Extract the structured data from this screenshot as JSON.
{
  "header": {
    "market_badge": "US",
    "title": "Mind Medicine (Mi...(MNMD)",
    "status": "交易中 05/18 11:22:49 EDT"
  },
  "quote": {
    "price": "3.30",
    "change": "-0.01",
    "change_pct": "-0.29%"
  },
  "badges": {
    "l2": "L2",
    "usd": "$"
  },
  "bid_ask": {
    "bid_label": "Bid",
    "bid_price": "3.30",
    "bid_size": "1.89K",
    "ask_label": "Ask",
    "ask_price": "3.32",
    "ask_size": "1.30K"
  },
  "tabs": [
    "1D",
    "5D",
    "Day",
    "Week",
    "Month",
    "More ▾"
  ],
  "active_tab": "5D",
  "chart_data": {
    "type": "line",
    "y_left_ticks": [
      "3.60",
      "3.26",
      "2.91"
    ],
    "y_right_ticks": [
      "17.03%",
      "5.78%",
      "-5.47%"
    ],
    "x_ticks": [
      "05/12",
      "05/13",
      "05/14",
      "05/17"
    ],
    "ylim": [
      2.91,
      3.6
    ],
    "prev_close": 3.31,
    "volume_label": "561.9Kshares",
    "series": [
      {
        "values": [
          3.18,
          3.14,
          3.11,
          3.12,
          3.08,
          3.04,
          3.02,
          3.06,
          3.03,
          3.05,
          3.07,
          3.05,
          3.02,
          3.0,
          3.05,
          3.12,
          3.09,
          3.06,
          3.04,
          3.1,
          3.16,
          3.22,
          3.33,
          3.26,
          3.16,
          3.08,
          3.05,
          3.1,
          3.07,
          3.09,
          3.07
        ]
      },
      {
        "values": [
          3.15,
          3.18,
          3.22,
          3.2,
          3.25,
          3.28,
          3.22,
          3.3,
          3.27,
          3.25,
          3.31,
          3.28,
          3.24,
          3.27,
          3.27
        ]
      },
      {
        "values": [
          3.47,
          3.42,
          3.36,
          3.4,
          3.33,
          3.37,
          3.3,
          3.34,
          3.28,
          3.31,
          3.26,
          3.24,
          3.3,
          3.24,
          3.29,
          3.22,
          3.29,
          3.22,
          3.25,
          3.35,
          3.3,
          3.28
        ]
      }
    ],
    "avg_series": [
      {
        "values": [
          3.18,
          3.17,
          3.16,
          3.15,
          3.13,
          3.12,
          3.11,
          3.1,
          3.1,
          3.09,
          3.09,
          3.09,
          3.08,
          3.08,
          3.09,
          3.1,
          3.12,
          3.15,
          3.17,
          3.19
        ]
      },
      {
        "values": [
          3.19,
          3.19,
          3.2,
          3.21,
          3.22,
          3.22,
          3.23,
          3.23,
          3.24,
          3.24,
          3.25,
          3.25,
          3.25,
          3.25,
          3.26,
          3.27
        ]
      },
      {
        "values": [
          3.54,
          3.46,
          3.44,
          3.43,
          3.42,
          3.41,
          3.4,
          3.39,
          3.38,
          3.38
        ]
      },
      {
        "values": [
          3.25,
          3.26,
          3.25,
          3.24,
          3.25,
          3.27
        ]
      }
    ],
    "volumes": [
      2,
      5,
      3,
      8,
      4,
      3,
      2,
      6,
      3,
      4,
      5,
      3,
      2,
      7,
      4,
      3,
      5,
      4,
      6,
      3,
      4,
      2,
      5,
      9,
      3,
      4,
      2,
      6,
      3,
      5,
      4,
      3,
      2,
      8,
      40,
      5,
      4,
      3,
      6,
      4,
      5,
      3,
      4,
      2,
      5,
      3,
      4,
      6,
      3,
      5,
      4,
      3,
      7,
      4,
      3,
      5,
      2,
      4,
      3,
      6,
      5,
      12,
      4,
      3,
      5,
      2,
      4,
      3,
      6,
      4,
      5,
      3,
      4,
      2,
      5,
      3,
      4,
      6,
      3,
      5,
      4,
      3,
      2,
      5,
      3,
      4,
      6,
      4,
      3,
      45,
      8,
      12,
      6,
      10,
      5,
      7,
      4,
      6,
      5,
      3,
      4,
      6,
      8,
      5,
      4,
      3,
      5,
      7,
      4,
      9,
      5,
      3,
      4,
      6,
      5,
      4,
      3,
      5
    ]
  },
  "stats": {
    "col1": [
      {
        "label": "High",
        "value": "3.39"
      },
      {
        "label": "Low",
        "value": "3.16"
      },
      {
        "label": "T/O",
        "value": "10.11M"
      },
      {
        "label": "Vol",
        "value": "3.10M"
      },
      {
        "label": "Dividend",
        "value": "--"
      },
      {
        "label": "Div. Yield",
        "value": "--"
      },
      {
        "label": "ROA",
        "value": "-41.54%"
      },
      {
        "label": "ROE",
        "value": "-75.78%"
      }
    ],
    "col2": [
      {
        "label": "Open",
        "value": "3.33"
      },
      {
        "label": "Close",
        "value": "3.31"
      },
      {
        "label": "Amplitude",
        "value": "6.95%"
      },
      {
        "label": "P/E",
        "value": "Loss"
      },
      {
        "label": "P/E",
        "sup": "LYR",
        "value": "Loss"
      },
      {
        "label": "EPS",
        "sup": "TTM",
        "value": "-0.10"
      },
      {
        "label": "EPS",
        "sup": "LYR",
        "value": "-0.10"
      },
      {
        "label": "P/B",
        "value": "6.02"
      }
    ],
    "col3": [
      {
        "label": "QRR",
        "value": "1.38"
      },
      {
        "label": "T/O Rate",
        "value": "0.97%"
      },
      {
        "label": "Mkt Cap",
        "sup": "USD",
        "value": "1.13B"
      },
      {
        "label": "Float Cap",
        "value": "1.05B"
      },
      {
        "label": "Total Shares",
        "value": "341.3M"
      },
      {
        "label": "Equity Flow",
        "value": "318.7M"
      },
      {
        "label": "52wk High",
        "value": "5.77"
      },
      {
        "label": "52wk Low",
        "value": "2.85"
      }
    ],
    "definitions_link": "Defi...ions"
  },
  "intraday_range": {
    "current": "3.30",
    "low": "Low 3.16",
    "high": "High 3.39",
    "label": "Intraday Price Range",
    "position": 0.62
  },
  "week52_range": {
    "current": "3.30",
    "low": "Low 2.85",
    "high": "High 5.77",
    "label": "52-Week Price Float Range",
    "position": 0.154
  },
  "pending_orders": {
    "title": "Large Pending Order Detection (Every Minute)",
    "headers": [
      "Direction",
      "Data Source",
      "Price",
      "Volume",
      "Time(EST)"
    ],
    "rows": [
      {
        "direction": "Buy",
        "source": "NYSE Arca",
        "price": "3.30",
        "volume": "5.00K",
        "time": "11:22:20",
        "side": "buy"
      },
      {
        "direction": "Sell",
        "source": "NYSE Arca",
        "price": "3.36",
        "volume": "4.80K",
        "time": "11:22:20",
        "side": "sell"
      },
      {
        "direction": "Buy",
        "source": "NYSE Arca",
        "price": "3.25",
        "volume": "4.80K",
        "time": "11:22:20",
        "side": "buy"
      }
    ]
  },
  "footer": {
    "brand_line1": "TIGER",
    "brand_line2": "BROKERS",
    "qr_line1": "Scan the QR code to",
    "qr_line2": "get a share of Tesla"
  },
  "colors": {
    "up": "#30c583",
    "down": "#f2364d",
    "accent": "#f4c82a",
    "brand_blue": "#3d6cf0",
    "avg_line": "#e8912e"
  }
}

------------

Exercise aim: Repeat every record, exactly as written.

Final result:
Extract the structured data from this screenshot as JSON.
{
  "header": {
    "market_badge": "US",
    "title": "Mind Medicine (Mi...(MNMD)",
    "status": "交易中 05/18 11:22:49 EDT"
  },
  "quote": {
    "price": "3.30",
    "change": "-0.01",
    "change_pct": "-0.29%"
  },
  "badges": {
    "l2": "L2",
    "usd": "$"
  },
  "bid_ask": {
    "bid_label": "Bid",
    "bid_price": "3.30",
    "bid_size": "1.89K",
    "ask_label": "Ask",
    "ask_price": "3.32",
    "ask_size": "1.30K"
  },
  "tabs": [
    "1D",
    "5D",
    "Day",
    "Week",
    "Month",
    "More ▾"
  ],
  "active_tab": "5D",
  "chart_data": {
    "type": "line",
    "y_left_ticks": [
      "3.60",
      "3.26",
      "2.91"
    ],
    "y_right_ticks": [
      "17.03%",
      "5.78%",
      "-5.47%"
    ],
    "x_ticks": [
      "05/12",
      "05/13",
      "05/14",
      "05/17"
    ],
    "ylim": [
      2.91,
      3.6
    ],
    "prev_close": 3.31,
    "volume_label": "561.9Kshares",
    "series": [
      {
        "values": [
          3.18,
          3.14,
          3.11,
          3.12,
          3.08,
          3.04,
          3.02,
          3.06,
          3.03,
          3.05,
          3.07,
          3.05,
          3.02,
          3.0,
          3.05,
          3.12,
          3.09,
          3.06,
          3.04,
          3.1,
          3.16,
          3.22,
          3.33,
          3.26,
          3.16,
          3.08,
          3.05,
          3.1,
          3.07,
          3.09,
          3.07
        ]
      },
      {
        "values": [
          3.15,
          3.18,
          3.22,
          3.2,
          3.25,
          3.28,
          3.22,
          3.3,
          3.27,
          3.25,
          3.31,
          3.28,
          3.24,
          3.27,
          3.27
        ]
      },
      {
        "values": [
          3.47,
          3.42,
          3.36,
          3.4,
          3.33,
          3.37,
          3.3,
          3.34,
          3.28,
          3.31,
          3.26,
          3.24,
          3.3,
          3.24,
          3.29,
          3.22,
          3.29,
          3.22,
          3.25,
          3.35,
          3.3,
          3.28
        ]
      }
    ],
    "avg_series": [
      {
        "values": [
          3.18,
          3.17,
          3.16,
          3.15,
          3.13,
          3.12,
          3.11,
          3.1,
          3.1,
          3.09,
          3.09,
          3.09,
          3.08,
          3.08,
          3.09,
          3.1,
          3.12,
          3.15,
          3.17,
          3.19
        ]
      },
      {
        "values": [
          3.19,
          3.19,
          3.2,
          3.21,
          3.22,
          3.22,
          3.23,
          3.23,
          3.24,
          3.24,
          3.25,
          3.25,
          3.25,
          3.25,
          3.26,
          3.27
        ]
      },
      {
        "values": [
          3.54,
          3.46,
          3.44,
          3.43,
          3.42,
          3.41,
          3.4,
          3.39,
          3.38,
          3.38
        ]
      },
      {
        "values": [
          3.25,
          3.26,
          3.25,
          3.24,
          3.25,
          3.27
        ]
      }
    ],
    "volumes": [
      2,
      5,
      3,
      8,
      4,
      3,
      2,
      6,
      3,
      4,
      5,
      3,
      2,
      7,
      4,
      3,
      5,
      4,
      6,
      3,
      4,
      2,
      5,
      9,
      3,
      4,
      2,
      6,
      3,
      5,
      4,
      3,
      2,
      8,
      40,
      5,
      4,
      3,
      6,
      4,
      5,
      3,
      4,
      2,
      5,
      3,
      4,
      6,
      3,
      5,
      4,
      3,
      7,
      4,
      3,
      5,
      2,
      4,
      3,
      6,
      5,
      12,
      4,
      3,
      5,
      2,
      4,
      3,
      6,
      4,
      5,
      3,
      4,
      2,
      5,
      3,
      4,
      6,
      3,
      5,
      4,
      3,
      2,
      5,
      3,
      4,
      6,
      4,
      3,
      45,
      8,
      12,
      6,
      10,
      5,
      7,
      4,
      6,
      5,
      3,
      4,
      6,
      8,
      5,
      4,
      3,
      5,
      7,
      4,
      9,
      5,
      3,
      4,
      6,
      5,
      4,
      3,
      5
    ]
  },
  "stats": {
    "col1": [
      {
        "label": "High",
        "value": "3.39"
      },
      {
        "label": "Low",
        "value": "3.16"
      },
      {
        "label": "T/O",
        "value": "10.11M"
      },
      {
        "label": "Vol",
        "value": "3.10M"
      },
      {
        "label": "Dividend",
        "value": "--"
      },
      {
        "label": "Div. Yield",
        "value": "--"
      },
      {
        "label": "ROA",
        "value": "-41.54%"
      },
      {
        "label": "ROE",
        "value": "-75.78%"
      }
    ],
    "col2": [
      {
        "label": "Open",
        "value": "3.33"
      },
      {
        "label": "Close",
        "value": "3.31"
      },
      {
        "label": "Amplitude",
        "value": "6.95%"
      },
      {
        "label": "P/E",
        "value": "Loss"
      },
      {
        "label": "P/E",
        "sup": "LYR",
        "value": "Loss"
      },
      {
        "label": "EPS",
        "sup": "TTM",
        "value": "-0.10"
      },
      {
        "label": "EPS",
        "sup": "LYR",
        "value": "-0.10"
      },
      {
        "label": "P/B",
        "value": "6.02"
      }
    ],
    "col3": [
      {
        "label": "QRR",
        "value": "1.38"
      },
      {
        "label": "T/O Rate",
        "value": "0.97%"
      },
      {
        "label": "Mkt Cap",
        "sup": "USD",
        "value": "1.13B"
      },
      {
        "label": "Float Cap",
        "value": "1.05B"
      },
      {
        "label": "Total Shares",
        "value": "341.3M"
      },
      {
        "label": "Equity Flow",
        "value": "318.7M"
      },
      {
        "label": "52wk High",
        "value": "5.77"
      },
      {
        "label": "52wk Low",
        "value": "2.85"
      }
    ],
    "definitions_link": "Defi...ions"
  },
  "intraday_range": {
    "current": "3.30",
    "low": "Low 3.16",
    "high": "High 3.39",
    "label": "Intraday Price Range",
    "position": 0.62
  },
  "week52_range": {
    "current": "3.30",
    "low": "Low 2.85",
    "high": "High 5.77",
    "label": "52-Week Price Float Range",
    "position": 0.154
  },
  "pending_orders": {
    "title": "Large Pending Order Detection (Every Minute)",
    "headers": [
      "Direction",
      "Data Source",
      "Price",
      "Volume",
      "Time(EST)"
    ],
    "rows": [
      {
        "direction": "Buy",
        "source": "NYSE Arca",
        "price": "3.30",
        "volume": "5.00K",
        "time": "11:22:20",
        "side": "buy"
      },
      {
        "direction": "Sell",
        "source": "NYSE Arca",
        "price": "3.36",
        "volume": "4.80K",
        "time": "11:22:20",
        "side": "sell"
      },
      {
        "direction": "Buy",
        "source": "NYSE Arca",
        "price": "3.25",
        "volume": "4.80K",
        "time": "11:22:20",
        "side": "buy"
      }
    ]
  },
  "footer": {
    "brand_line1": "TIGER",
    "brand_line2": "BROKERS",
    "qr_line1": "Scan the QR code to",
    "qr_line2": "get a share of Tesla"
  },
  "colors": {
    "up": "#30c583",
    "down": "#f2364d",
    "accent": "#f4c82a",
    "brand_blue": "#3d6cf0",
    "avg_line": "#e8912e"
  }
}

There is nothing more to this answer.